What is needed
Search the listing below for "Requirements". Copy each matching line.

begin Provided records

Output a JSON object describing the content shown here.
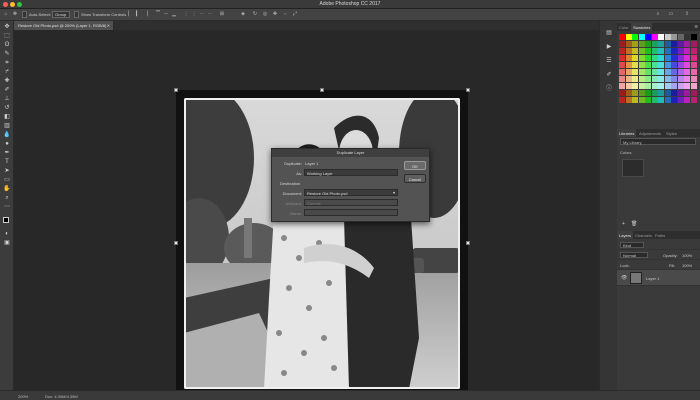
{
  "app": {
    "title": "Adobe Photoshop CC 2017"
  },
  "options_bar": {
    "auto_select_label": "Auto-Select:",
    "auto_select_value": "Group",
    "transform_label": "Show Transform Controls"
  },
  "document": {
    "tab_label": "Restore Old Photo.psd @ 200% (Layer 1, RGB/8)",
    "zoom": "200%",
    "doc_info": "Doc: 4.39M/4.39M"
  },
  "dialog": {
    "title": "Duplicate Layer",
    "duplicate_label": "Duplicate:",
    "duplicate_value": "Layer 1",
    "as_label": "As:",
    "as_value": "Working Layer",
    "destination_label": "Destination",
    "document_label": "Document:",
    "document_value": "Restore Old Photo.psd",
    "artboard_label": "Artboard:",
    "artboard_value": "Canvas",
    "name_label": "Name:",
    "ok_label": "OK",
    "cancel_label": "Cancel"
  },
  "panels": {
    "color_tabs": [
      "Color",
      "Swatches"
    ],
    "lib_tabs": [
      "Libraries",
      "Adjustments",
      "Styles"
    ],
    "library_name": "My Library",
    "library_section": "Colors",
    "layer_tabs": [
      "Layers",
      "Channels",
      "Paths"
    ],
    "kind_label": "Kind",
    "blend_mode": "Normal",
    "opacity_label": "Opacity:",
    "opacity_value": "100%",
    "lock_label": "Lock:",
    "fill_label": "Fill:",
    "fill_value": "100%",
    "layer_name": "Layer 1"
  },
  "swatch_colors": [
    "#ff0000",
    "#ffff00",
    "#00ff00",
    "#00ffff",
    "#0000ff",
    "#ff00ff",
    "#ffffff",
    "#cccccc",
    "#999999",
    "#666666",
    "#333333",
    "#000000"
  ]
}
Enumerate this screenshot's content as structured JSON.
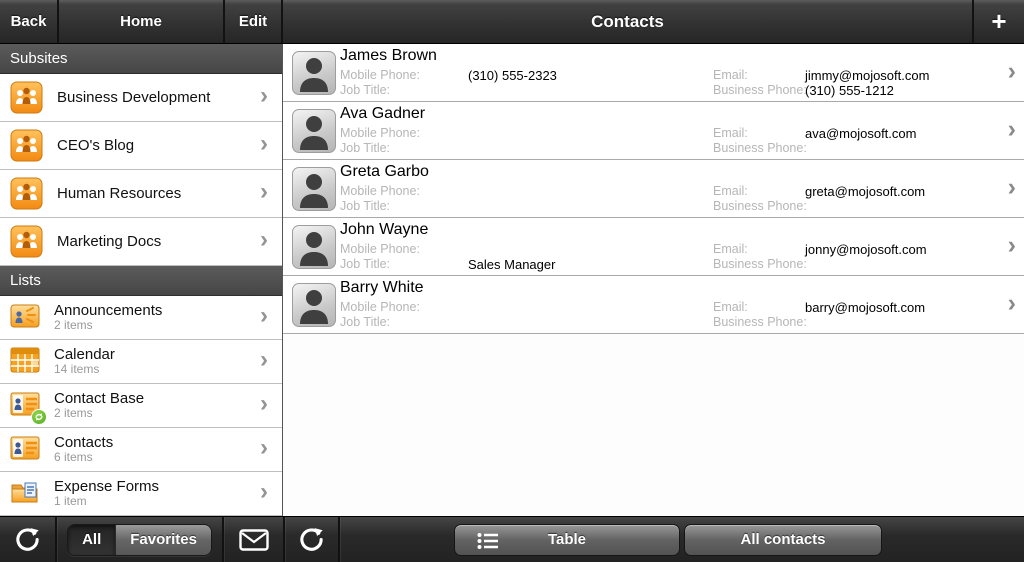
{
  "topbar": {
    "back_label": "Back",
    "home_label": "Home",
    "edit_label": "Edit",
    "title": "Contacts",
    "add_label": "+"
  },
  "sidebar": {
    "subsites_header": "Subsites",
    "subsites": [
      {
        "label": "Business Development",
        "icon": "team-site-icon"
      },
      {
        "label": "CEO's Blog",
        "icon": "team-site-icon"
      },
      {
        "label": "Human Resources",
        "icon": "team-site-icon"
      },
      {
        "label": "Marketing Docs",
        "icon": "team-site-icon"
      }
    ],
    "lists_header": "Lists",
    "lists": [
      {
        "label": "Announcements",
        "count": "2 items",
        "icon": "announcement-icon"
      },
      {
        "label": "Calendar",
        "count": "14 items",
        "icon": "calendar-icon"
      },
      {
        "label": "Contact Base",
        "count": "2 items",
        "icon": "contact-card-icon",
        "badge": "sync-badge-icon"
      },
      {
        "label": "Contacts",
        "count": "6 items",
        "icon": "contact-card-icon"
      },
      {
        "label": "Expense Forms",
        "count": "1 item",
        "icon": "folder-document-icon"
      }
    ],
    "chevron_glyph": "›"
  },
  "contacts": {
    "field_labels": {
      "mobile": "Mobile Phone:",
      "job": "Job Title:",
      "email": "Email:",
      "business": "Business Phone:"
    },
    "rows": [
      {
        "name": "James Brown",
        "mobile": "(310) 555-2323",
        "job": "",
        "email": "jimmy@mojosoft.com",
        "business": "(310) 555-1212"
      },
      {
        "name": "Ava Gadner",
        "mobile": "",
        "job": "",
        "email": "ava@mojosoft.com",
        "business": ""
      },
      {
        "name": "Greta Garbo",
        "mobile": "",
        "job": "",
        "email": "greta@mojosoft.com",
        "business": ""
      },
      {
        "name": "John Wayne",
        "mobile": "",
        "job": "Sales Manager",
        "email": "jonny@mojosoft.com",
        "business": ""
      },
      {
        "name": "Barry White",
        "mobile": "",
        "job": "",
        "email": "barry@mojosoft.com",
        "business": ""
      }
    ],
    "chevron_glyph": "›"
  },
  "bottombar": {
    "segmented": {
      "all_label": "All",
      "favorites_label": "Favorites",
      "selected": "All"
    },
    "table_button_label": "Table",
    "all_contacts_button_label": "All contacts",
    "icons": [
      "refresh-icon",
      "envelope-icon",
      "refresh-icon",
      "list-view-icon"
    ]
  },
  "colors": {
    "accent_orange": "#f7941e",
    "badge_green": "#5fb32a",
    "bar_dark": "#2e2e2e",
    "label_gray": "#b6b6b6"
  }
}
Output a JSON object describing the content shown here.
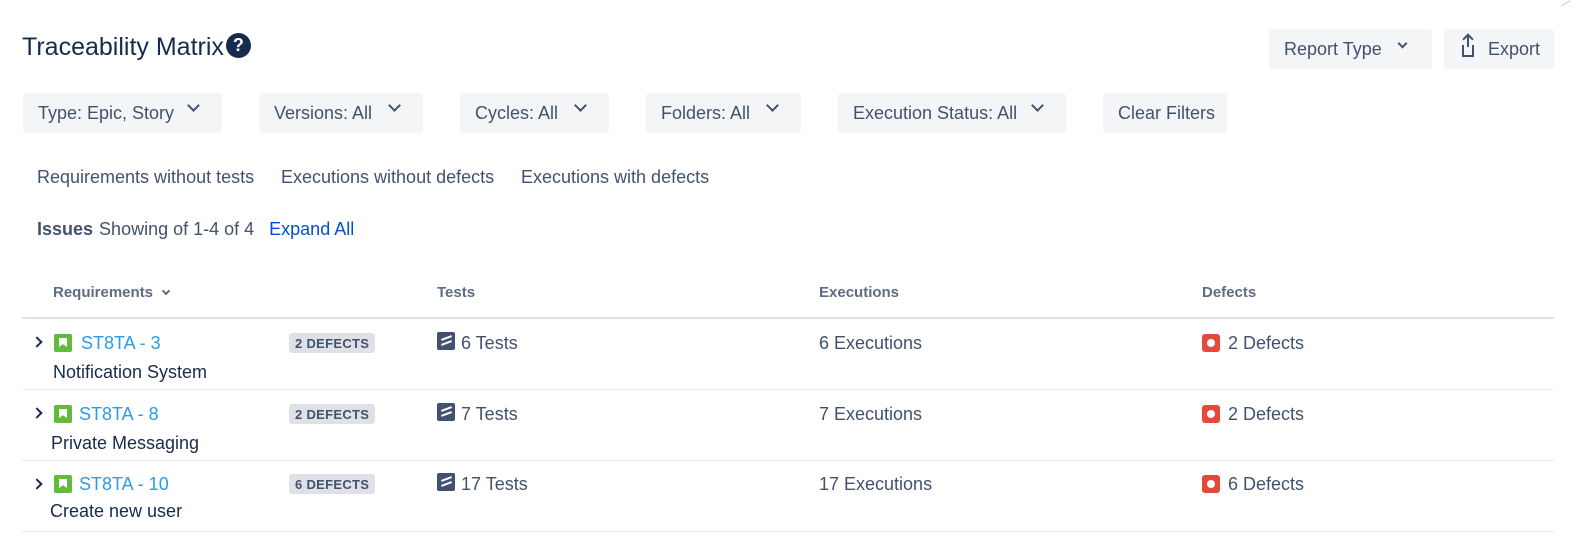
{
  "header": {
    "title": "Traceability Matrix",
    "help_glyph": "?",
    "report_type_label": "Report Type",
    "export_label": "Export"
  },
  "filters": {
    "type": "Type: Epic, Story",
    "versions": "Versions: All",
    "cycles": "Cycles: All",
    "folders": "Folders: All",
    "execution_status": "Execution Status: All",
    "clear": "Clear Filters"
  },
  "quick_filters": {
    "req_without_tests": "Requirements without tests",
    "exec_without_defects": "Executions without defects",
    "exec_with_defects": "Executions with defects"
  },
  "issues": {
    "label": "Issues",
    "showing": "Showing of 1-4 of 4",
    "expand_all": "Expand All"
  },
  "table": {
    "columns": {
      "requirements": "Requirements",
      "tests": "Tests",
      "executions": "Executions",
      "defects": "Defects"
    },
    "rows": [
      {
        "key": "ST8TA - 3",
        "summary": "Notification System",
        "lozenge": "2 DEFECTS",
        "tests": "6 Tests",
        "executions": "6 Executions",
        "defects": "2 Defects"
      },
      {
        "key": "ST8TA - 8",
        "summary": "Private Messaging",
        "lozenge": "2 DEFECTS",
        "tests": "7 Tests",
        "executions": "7 Executions",
        "defects": "2 Defects"
      },
      {
        "key": "ST8TA - 10",
        "summary": "Create new user",
        "lozenge": "6 DEFECTS",
        "tests": "17 Tests",
        "executions": "17 Executions",
        "defects": "6 Defects"
      }
    ]
  },
  "icons": {
    "help": "help-circle-icon",
    "export": "export-icon",
    "chevron": "chevron-down-icon",
    "story": "story-icon",
    "test": "test-icon",
    "bug": "bug-icon"
  },
  "colors": {
    "link": "#0052cc",
    "issue_key": "#2d9be6",
    "story": "#63ba3c",
    "bug": "#e5493a",
    "button_bg": "#f4f5f7"
  }
}
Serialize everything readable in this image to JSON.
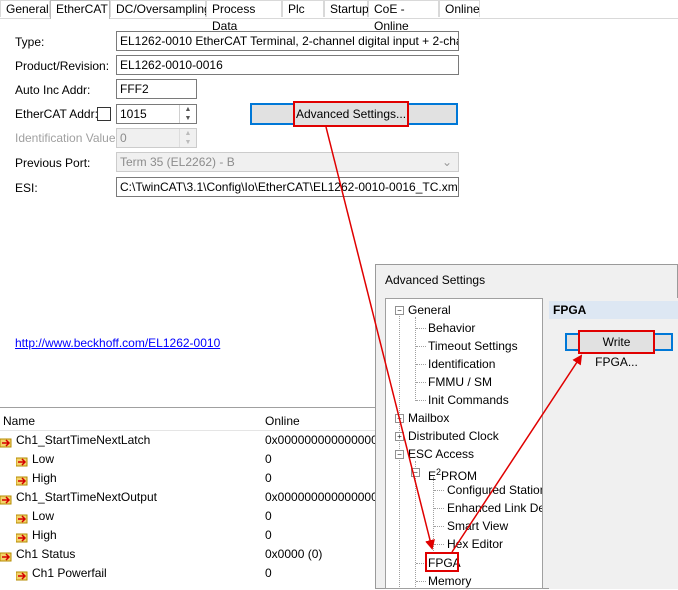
{
  "tabs": [
    "General",
    "EtherCAT",
    "DC/Oversampling",
    "Process Data",
    "Plc",
    "Startup",
    "CoE - Online",
    "Online"
  ],
  "active_tab": "EtherCAT",
  "form": {
    "type_label": "Type:",
    "type_value": "EL1262-0010 EtherCAT Terminal, 2-channel digital input + 2-channel di",
    "product_label": "Product/Revision:",
    "product_value": "EL1262-0010-0016",
    "auto_inc_label": "Auto Inc Addr:",
    "auto_inc_value": "FFF2",
    "ethercat_addr_label": "EtherCAT Addr:",
    "ethercat_addr_value": "1015",
    "ident_label": "Identification Value:",
    "ident_value": "0",
    "prev_port_label": "Previous Port:",
    "prev_port_value": "Term 35 (EL2262) - B",
    "esi_label": "ESI:",
    "esi_value": "C:\\TwinCAT\\3.1\\Config\\Io\\EtherCAT\\EL1262-0010-0016_TC.xml",
    "advanced_button": "Advanced Settings...",
    "link": "http://www.beckhoff.com/EL1262-0010"
  },
  "list": {
    "headers": [
      "Name",
      "Online"
    ],
    "rows": [
      {
        "name": "Ch1_StartTimeNextLatch",
        "online": "0x0000000000000000",
        "level": 0
      },
      {
        "name": "Low",
        "online": "0",
        "level": 1
      },
      {
        "name": "High",
        "online": "0",
        "level": 1
      },
      {
        "name": "Ch1_StartTimeNextOutput",
        "online": "0x0000000000000000",
        "level": 0
      },
      {
        "name": "Low",
        "online": "0",
        "level": 1
      },
      {
        "name": "High",
        "online": "0",
        "level": 1
      },
      {
        "name": "Ch1 Status",
        "online": "0x0000 (0)",
        "level": 0
      },
      {
        "name": "Ch1 Powerfail",
        "online": "0",
        "level": 1
      }
    ]
  },
  "dialog": {
    "title": "Advanced Settings",
    "tree": {
      "general": "General",
      "behavior": "Behavior",
      "timeout": "Timeout Settings",
      "identification": "Identification",
      "fmmu": "FMMU / SM",
      "init": "Init Commands",
      "mailbox": "Mailbox",
      "dc": "Distributed Clock",
      "esc": "ESC Access",
      "eprom_pre": "E",
      "eprom_sup": "2",
      "eprom_post": "PROM",
      "configured": "Configured Station",
      "enhanced": "Enhanced Link De",
      "smart": "Smart View",
      "hex": "Hex Editor",
      "fpga": "FPGA",
      "memory": "Memory"
    },
    "panel_title": "FPGA",
    "write_button": "Write FPGA..."
  },
  "colors": {
    "highlight": "#e00000",
    "focus": "#0078d7",
    "panel_header": "#dde7f3"
  }
}
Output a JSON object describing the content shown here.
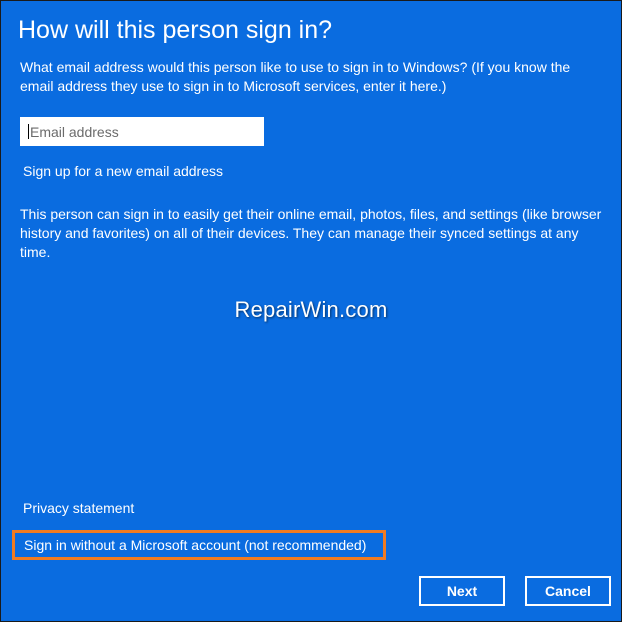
{
  "dialog": {
    "title": "How will this person sign in?",
    "prompt": "What email address would this person like to use to sign in to Windows? (If you know the email address they use to sign in to Microsoft services, enter it here.)",
    "email_input": {
      "value": "",
      "placeholder": "Email address"
    },
    "signup_link": "Sign up for a new email address",
    "info": "This person can sign in to easily get their online email, photos, files, and settings (like browser history and favorites) on all of their devices. They can manage their synced settings at any time.",
    "privacy_link": "Privacy statement",
    "no_ms_account_link": "Sign in without a Microsoft account (not recommended)",
    "buttons": {
      "next": "Next",
      "cancel": "Cancel"
    }
  },
  "watermark": "RepairWin.com",
  "colors": {
    "background": "#0a6ce0",
    "text": "#ffffff",
    "highlight_border": "#f07b22"
  }
}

end Provided records

Answer to this task
    "req_without_tests": "Requirements without tests",
      "requirements": "Requirements",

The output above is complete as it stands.